═════ RECORDS SUPPLIED ═════

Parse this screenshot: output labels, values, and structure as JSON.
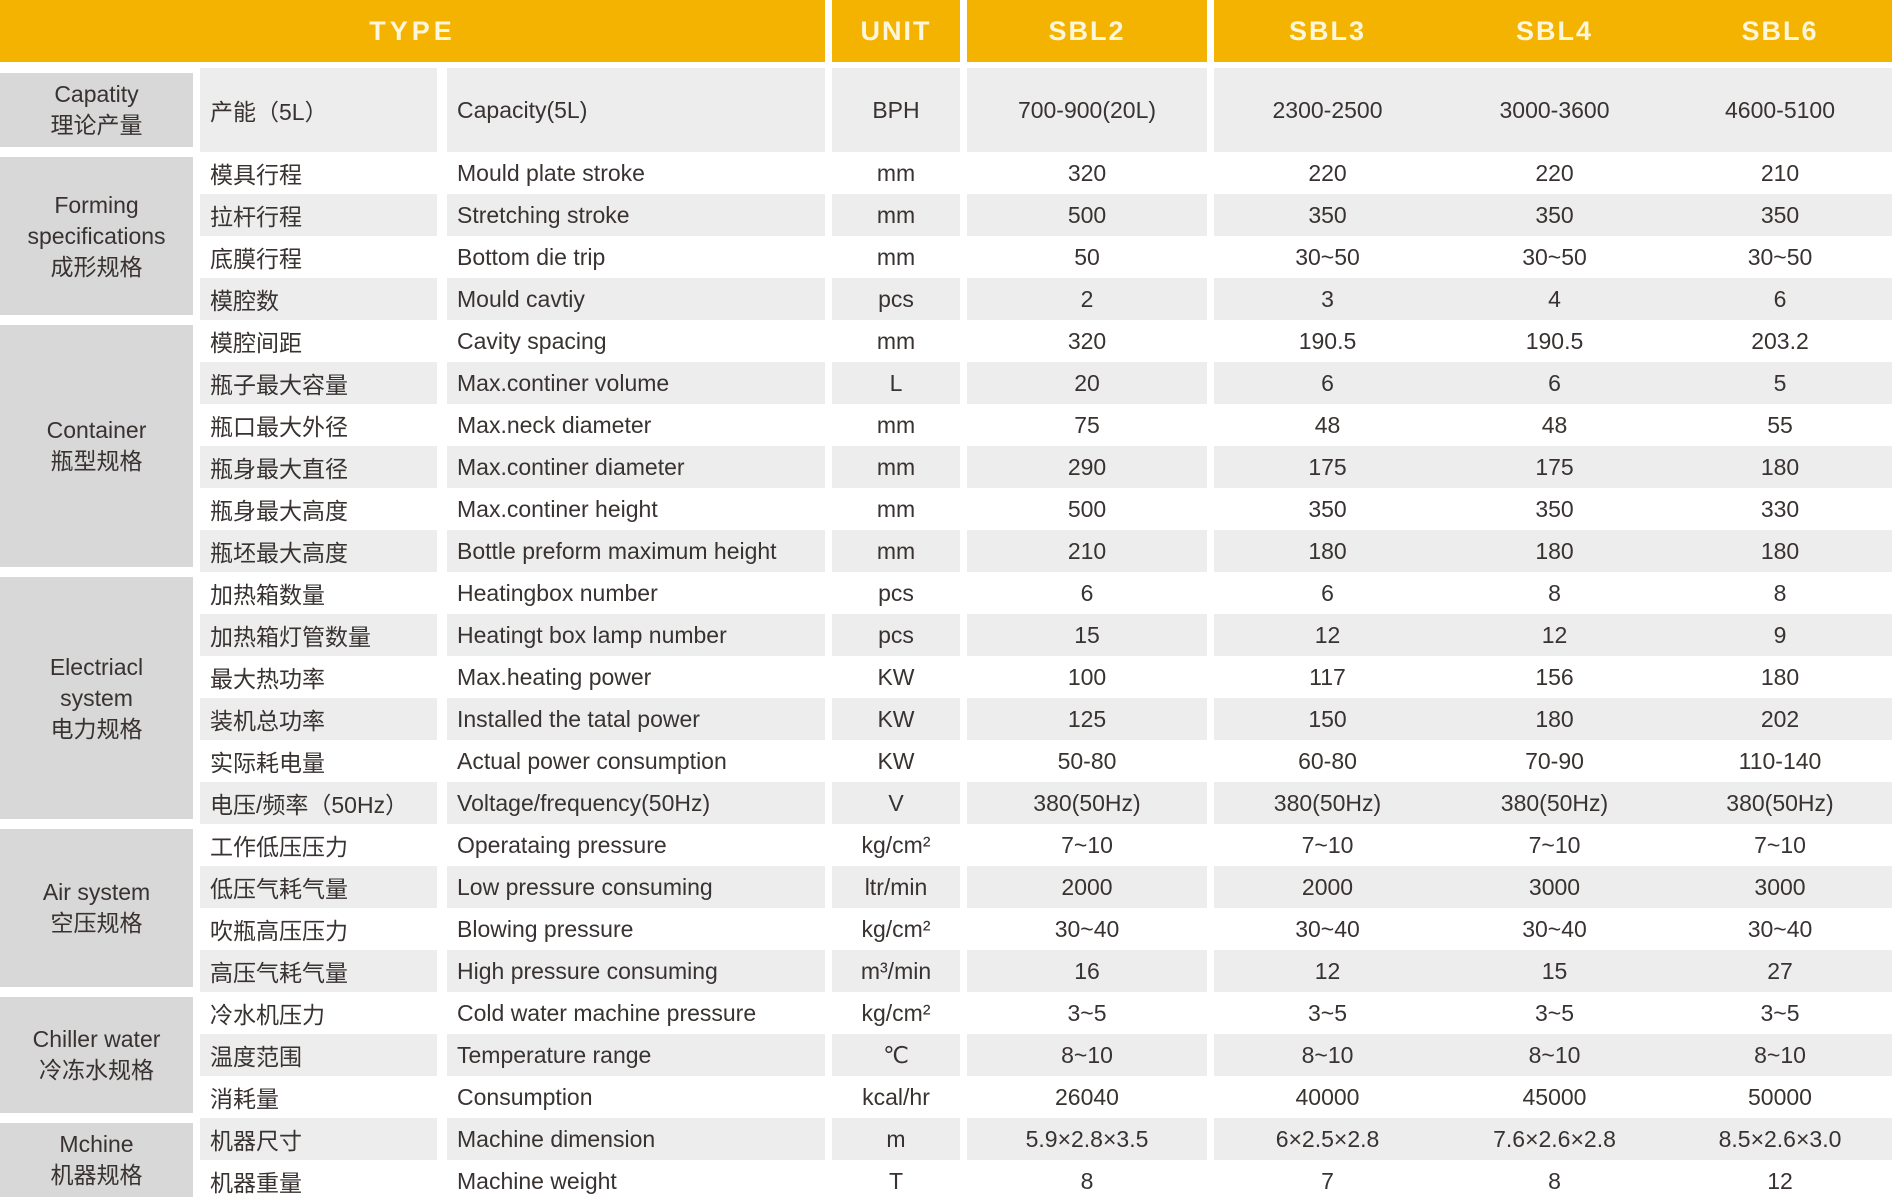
{
  "header": {
    "type_label": "TYPE",
    "unit_label": "UNIT",
    "models": [
      "SBL2",
      "SBL3",
      "SBL4",
      "SBL6"
    ]
  },
  "colors": {
    "header_bg": "#F5B301",
    "header_text": "#FCF6DC",
    "category_bg": "#D8D8D8",
    "row_stripe": "#EDEDED",
    "text": "#383231"
  },
  "sections": [
    {
      "name_lines": [
        "Capatity",
        "理论产量"
      ],
      "rows": [
        {
          "cn": "产能（5L）",
          "en": "Capacity(5L)",
          "unit": "BPH",
          "values": [
            "700-900(20L)",
            "2300-2500",
            "3000-3600",
            "4600-5100"
          ],
          "tall": true
        }
      ]
    },
    {
      "name_lines": [
        "Forming",
        "specifications",
        "成形规格"
      ],
      "rows": [
        {
          "cn": "模具行程",
          "en": "Mould plate stroke",
          "unit": "mm",
          "values": [
            "320",
            "220",
            "220",
            "210"
          ]
        },
        {
          "cn": "拉杆行程",
          "en": "Stretching stroke",
          "unit": "mm",
          "values": [
            "500",
            "350",
            "350",
            "350"
          ]
        },
        {
          "cn": "底膜行程",
          "en": "Bottom die trip",
          "unit": "mm",
          "values": [
            "50",
            "30~50",
            "30~50",
            "30~50"
          ]
        },
        {
          "cn": "模腔数",
          "en": "Mould cavtiy",
          "unit": "pcs",
          "values": [
            "2",
            "3",
            "4",
            "6"
          ]
        }
      ]
    },
    {
      "name_lines": [
        "Container",
        "瓶型规格"
      ],
      "rows": [
        {
          "cn": "模腔间距",
          "en": "Cavity spacing",
          "unit": "mm",
          "values": [
            "320",
            "190.5",
            "190.5",
            "203.2"
          ]
        },
        {
          "cn": "瓶子最大容量",
          "en": "Max.continer volume",
          "unit": "L",
          "values": [
            "20",
            "6",
            "6",
            "5"
          ]
        },
        {
          "cn": "瓶口最大外径",
          "en": "Max.neck diameter",
          "unit": "mm",
          "values": [
            "75",
            "48",
            "48",
            "55"
          ]
        },
        {
          "cn": "瓶身最大直径",
          "en": "Max.continer diameter",
          "unit": "mm",
          "values": [
            "290",
            "175",
            "175",
            "180"
          ]
        },
        {
          "cn": "瓶身最大高度",
          "en": "Max.continer height",
          "unit": "mm",
          "values": [
            "500",
            "350",
            "350",
            "330"
          ]
        },
        {
          "cn": "瓶坯最大高度",
          "en": "Bottle preform maximum height",
          "unit": "mm",
          "values": [
            "210",
            "180",
            "180",
            "180"
          ]
        }
      ]
    },
    {
      "name_lines": [
        "Electriacl",
        "system",
        "电力规格"
      ],
      "rows": [
        {
          "cn": "加热箱数量",
          "en": "Heatingbox number",
          "unit": "pcs",
          "values": [
            "6",
            "6",
            "8",
            "8"
          ]
        },
        {
          "cn": "加热箱灯管数量",
          "en": "Heatingt box lamp number",
          "unit": "pcs",
          "values": [
            "15",
            "12",
            "12",
            "9"
          ]
        },
        {
          "cn": "最大热功率",
          "en": "Max.heating power",
          "unit": "KW",
          "values": [
            "100",
            "117",
            "156",
            "180"
          ]
        },
        {
          "cn": "装机总功率",
          "en": "Installed the tatal power",
          "unit": "KW",
          "values": [
            "125",
            "150",
            "180",
            "202"
          ]
        },
        {
          "cn": "实际耗电量",
          "en": "Actual power consumption",
          "unit": "KW",
          "values": [
            "50-80",
            "60-80",
            "70-90",
            "110-140"
          ]
        },
        {
          "cn": "电压/频率（50Hz）",
          "en": "Voltage/frequency(50Hz)",
          "unit": "V",
          "values": [
            "380(50Hz)",
            "380(50Hz)",
            "380(50Hz)",
            "380(50Hz)"
          ]
        }
      ]
    },
    {
      "name_lines": [
        "Air system",
        "空压规格"
      ],
      "rows": [
        {
          "cn": "工作低压压力",
          "en": "Operataing pressure",
          "unit": "kg/cm²",
          "values": [
            "7~10",
            "7~10",
            "7~10",
            "7~10"
          ]
        },
        {
          "cn": "低压气耗气量",
          "en": "Low pressure consuming",
          "unit": "ltr/min",
          "values": [
            "2000",
            "2000",
            "3000",
            "3000"
          ]
        },
        {
          "cn": "吹瓶高压压力",
          "en": "Blowing pressure",
          "unit": "kg/cm²",
          "values": [
            "30~40",
            "30~40",
            "30~40",
            "30~40"
          ]
        },
        {
          "cn": "高压气耗气量",
          "en": "High pressure consuming",
          "unit": "m³/min",
          "values": [
            "16",
            "12",
            "15",
            "27"
          ]
        }
      ]
    },
    {
      "name_lines": [
        "Chiller water",
        "冷冻水规格"
      ],
      "rows": [
        {
          "cn": "冷水机压力",
          "en": "Cold water machine pressure",
          "unit": "kg/cm²",
          "values": [
            "3~5",
            "3~5",
            "3~5",
            "3~5"
          ]
        },
        {
          "cn": "温度范围",
          "en": "Temperature range",
          "unit": "℃",
          "values": [
            "8~10",
            "8~10",
            "8~10",
            "8~10"
          ]
        },
        {
          "cn": "消耗量",
          "en": "Consumption",
          "unit": "kcal/hr",
          "values": [
            "26040",
            "40000",
            "45000",
            "50000"
          ]
        }
      ]
    },
    {
      "name_lines": [
        "Mchine",
        "机器规格"
      ],
      "rows": [
        {
          "cn": "机器尺寸",
          "en": "Machine dimension",
          "unit": "m",
          "values": [
            "5.9×2.8×3.5",
            "6×2.5×2.8",
            "7.6×2.6×2.8",
            "8.5×2.6×3.0"
          ]
        },
        {
          "cn": "机器重量",
          "en": "Machine weight",
          "unit": "T",
          "values": [
            "8",
            "7",
            "8",
            "12"
          ]
        }
      ]
    }
  ]
}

═════

▶ **WHAT THE TASK REQUIRES**
Leave out the pictures and copy everything else in the records word for word.

▶ **RESPONSE TO THIS EXERCISE**
Parse this screenshot: output labels, values, and structure as JSON.
{
  "header": {
    "type_label": "TYPE",
    "unit_label": "UNIT",
    "models": [
      "SBL2",
      "SBL3",
      "SBL4",
      "SBL6"
    ]
  },
  "colors": {
    "header_bg": "#F5B301",
    "header_text": "#FCF6DC",
    "category_bg": "#D8D8D8",
    "row_stripe": "#EDEDED",
    "text": "#383231"
  },
  "sections": [
    {
      "name_lines": [
        "Capatity",
        "理论产量"
      ],
      "rows": [
        {
          "cn": "产能（5L）",
          "en": "Capacity(5L)",
          "unit": "BPH",
          "values": [
            "700-900(20L)",
            "2300-2500",
            "3000-3600",
            "4600-5100"
          ],
          "tall": true
        }
      ]
    },
    {
      "name_lines": [
        "Forming",
        "specifications",
        "成形规格"
      ],
      "rows": [
        {
          "cn": "模具行程",
          "en": "Mould plate stroke",
          "unit": "mm",
          "values": [
            "320",
            "220",
            "220",
            "210"
          ]
        },
        {
          "cn": "拉杆行程",
          "en": "Stretching stroke",
          "unit": "mm",
          "values": [
            "500",
            "350",
            "350",
            "350"
          ]
        },
        {
          "cn": "底膜行程",
          "en": "Bottom die trip",
          "unit": "mm",
          "values": [
            "50",
            "30~50",
            "30~50",
            "30~50"
          ]
        },
        {
          "cn": "模腔数",
          "en": "Mould cavtiy",
          "unit": "pcs",
          "values": [
            "2",
            "3",
            "4",
            "6"
          ]
        }
      ]
    },
    {
      "name_lines": [
        "Container",
        "瓶型规格"
      ],
      "rows": [
        {
          "cn": "模腔间距",
          "en": "Cavity spacing",
          "unit": "mm",
          "values": [
            "320",
            "190.5",
            "190.5",
            "203.2"
          ]
        },
        {
          "cn": "瓶子最大容量",
          "en": "Max.continer volume",
          "unit": "L",
          "values": [
            "20",
            "6",
            "6",
            "5"
          ]
        },
        {
          "cn": "瓶口最大外径",
          "en": "Max.neck diameter",
          "unit": "mm",
          "values": [
            "75",
            "48",
            "48",
            "55"
          ]
        },
        {
          "cn": "瓶身最大直径",
          "en": "Max.continer diameter",
          "unit": "mm",
          "values": [
            "290",
            "175",
            "175",
            "180"
          ]
        },
        {
          "cn": "瓶身最大高度",
          "en": "Max.continer height",
          "unit": "mm",
          "values": [
            "500",
            "350",
            "350",
            "330"
          ]
        },
        {
          "cn": "瓶坯最大高度",
          "en": "Bottle preform maximum height",
          "unit": "mm",
          "values": [
            "210",
            "180",
            "180",
            "180"
          ]
        }
      ]
    },
    {
      "name_lines": [
        "Electriacl",
        "system",
        "电力规格"
      ],
      "rows": [
        {
          "cn": "加热箱数量",
          "en": "Heatingbox number",
          "unit": "pcs",
          "values": [
            "6",
            "6",
            "8",
            "8"
          ]
        },
        {
          "cn": "加热箱灯管数量",
          "en": "Heatingt box lamp number",
          "unit": "pcs",
          "values": [
            "15",
            "12",
            "12",
            "9"
          ]
        },
        {
          "cn": "最大热功率",
          "en": "Max.heating power",
          "unit": "KW",
          "values": [
            "100",
            "117",
            "156",
            "180"
          ]
        },
        {
          "cn": "装机总功率",
          "en": "Installed the tatal power",
          "unit": "KW",
          "values": [
            "125",
            "150",
            "180",
            "202"
          ]
        },
        {
          "cn": "实际耗电量",
          "en": "Actual power consumption",
          "unit": "KW",
          "values": [
            "50-80",
            "60-80",
            "70-90",
            "110-140"
          ]
        },
        {
          "cn": "电压/频率（50Hz）",
          "en": "Voltage/frequency(50Hz)",
          "unit": "V",
          "values": [
            "380(50Hz)",
            "380(50Hz)",
            "380(50Hz)",
            "380(50Hz)"
          ]
        }
      ]
    },
    {
      "name_lines": [
        "Air system",
        "空压规格"
      ],
      "rows": [
        {
          "cn": "工作低压压力",
          "en": "Operataing pressure",
          "unit": "kg/cm²",
          "values": [
            "7~10",
            "7~10",
            "7~10",
            "7~10"
          ]
        },
        {
          "cn": "低压气耗气量",
          "en": "Low pressure consuming",
          "unit": "ltr/min",
          "values": [
            "2000",
            "2000",
            "3000",
            "3000"
          ]
        },
        {
          "cn": "吹瓶高压压力",
          "en": "Blowing pressure",
          "unit": "kg/cm²",
          "values": [
            "30~40",
            "30~40",
            "30~40",
            "30~40"
          ]
        },
        {
          "cn": "高压气耗气量",
          "en": "High pressure consuming",
          "unit": "m³/min",
          "values": [
            "16",
            "12",
            "15",
            "27"
          ]
        }
      ]
    },
    {
      "name_lines": [
        "Chiller water",
        "冷冻水规格"
      ],
      "rows": [
        {
          "cn": "冷水机压力",
          "en": "Cold water machine pressure",
          "unit": "kg/cm²",
          "values": [
            "3~5",
            "3~5",
            "3~5",
            "3~5"
          ]
        },
        {
          "cn": "温度范围",
          "en": "Temperature range",
          "unit": "℃",
          "values": [
            "8~10",
            "8~10",
            "8~10",
            "8~10"
          ]
        },
        {
          "cn": "消耗量",
          "en": "Consumption",
          "unit": "kcal/hr",
          "values": [
            "26040",
            "40000",
            "45000",
            "50000"
          ]
        }
      ]
    },
    {
      "name_lines": [
        "Mchine",
        "机器规格"
      ],
      "rows": [
        {
          "cn": "机器尺寸",
          "en": "Machine dimension",
          "unit": "m",
          "values": [
            "5.9×2.8×3.5",
            "6×2.5×2.8",
            "7.6×2.6×2.8",
            "8.5×2.6×3.0"
          ]
        },
        {
          "cn": "机器重量",
          "en": "Machine weight",
          "unit": "T",
          "values": [
            "8",
            "7",
            "8",
            "12"
          ]
        }
      ]
    }
  ]
}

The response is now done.